:: ACTIVITY ::
Give back all of the data verbatim.

--- DATASET CONTENT ---

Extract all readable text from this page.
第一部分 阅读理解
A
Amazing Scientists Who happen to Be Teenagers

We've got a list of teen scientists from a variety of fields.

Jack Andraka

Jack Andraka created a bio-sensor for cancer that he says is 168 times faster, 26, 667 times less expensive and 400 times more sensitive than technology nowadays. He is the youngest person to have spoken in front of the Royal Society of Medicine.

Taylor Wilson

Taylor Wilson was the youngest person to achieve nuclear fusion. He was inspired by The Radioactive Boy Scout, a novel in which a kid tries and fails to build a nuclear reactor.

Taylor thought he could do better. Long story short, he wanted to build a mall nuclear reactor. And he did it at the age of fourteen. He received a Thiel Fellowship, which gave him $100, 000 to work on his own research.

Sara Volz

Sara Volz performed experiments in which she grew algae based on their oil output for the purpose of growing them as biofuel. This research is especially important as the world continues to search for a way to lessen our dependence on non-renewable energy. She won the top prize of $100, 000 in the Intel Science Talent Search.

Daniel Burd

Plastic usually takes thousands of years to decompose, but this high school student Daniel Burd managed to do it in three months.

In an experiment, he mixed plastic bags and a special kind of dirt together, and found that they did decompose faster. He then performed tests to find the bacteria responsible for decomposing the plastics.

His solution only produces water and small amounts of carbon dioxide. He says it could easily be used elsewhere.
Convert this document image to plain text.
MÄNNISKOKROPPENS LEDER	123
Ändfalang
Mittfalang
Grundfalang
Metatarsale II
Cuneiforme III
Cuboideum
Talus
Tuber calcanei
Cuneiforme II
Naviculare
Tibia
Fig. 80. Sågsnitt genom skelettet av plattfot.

---

:: RESPONSE TO THIS EXERCISE ::
Extract all readable text from this page.
第一部分 阅读理解
A
Amazing Scientists Who happen to Be Teenagers

We've got a list of teen scientists from a variety of fields.

Jack Andraka

Jack Andraka created a bio-sensor for cancer that he says is 168 times faster, 26, 667 times less expensive and 400 times more sensitive than technology nowadays. He is the youngest person to have spoken in front of the Royal Society of Medicine.

Taylor Wilson

Taylor Wilson was the youngest person to achieve nuclear fusion. He was inspired by The Radioactive Boy Scout, a novel in which a kid tries and fails to build a nuclear reactor.

Taylor thought he could do better. Long story short, he wanted to build a mall nuclear reactor. And he did it at the age of fourteen. He received a Thiel Fellowship, which gave him $100, 000 to work on his own research.

Sara Volz

Sara Volz performed experiments in which she grew algae based on their oil output for the purpose of growing them as biofuel. This research is especially important as the world continues to search for a way to lessen our dependence on non-renewable energy. She won the top prize of $100, 000 in the Intel Science Talent Search.

Daniel Burd

Plastic usually takes thousands of years to decompose, but this high school student Daniel Burd managed to do it in three months.

In an experiment, he mixed plastic bags and a special kind of dirt together, and found that they did decompose faster. He then performed tests to find the bacteria responsible for decomposing the plastics.

His solution only produces water and small amounts of carbon dioxide. He says it could easily be used elsewhere.
Convert this document image to plain text.
MÄNNISKOKROPPENS LEDER	123
Ändfalang
Mittfalang
Grundfalang
Metatarsale II
Cuneiforme III
Cuboideum
Talus
Tuber calcanei
Cuneiforme II
Naviculare
Tibia
Fig. 80. Sågsnitt genom skelettet av plattfot.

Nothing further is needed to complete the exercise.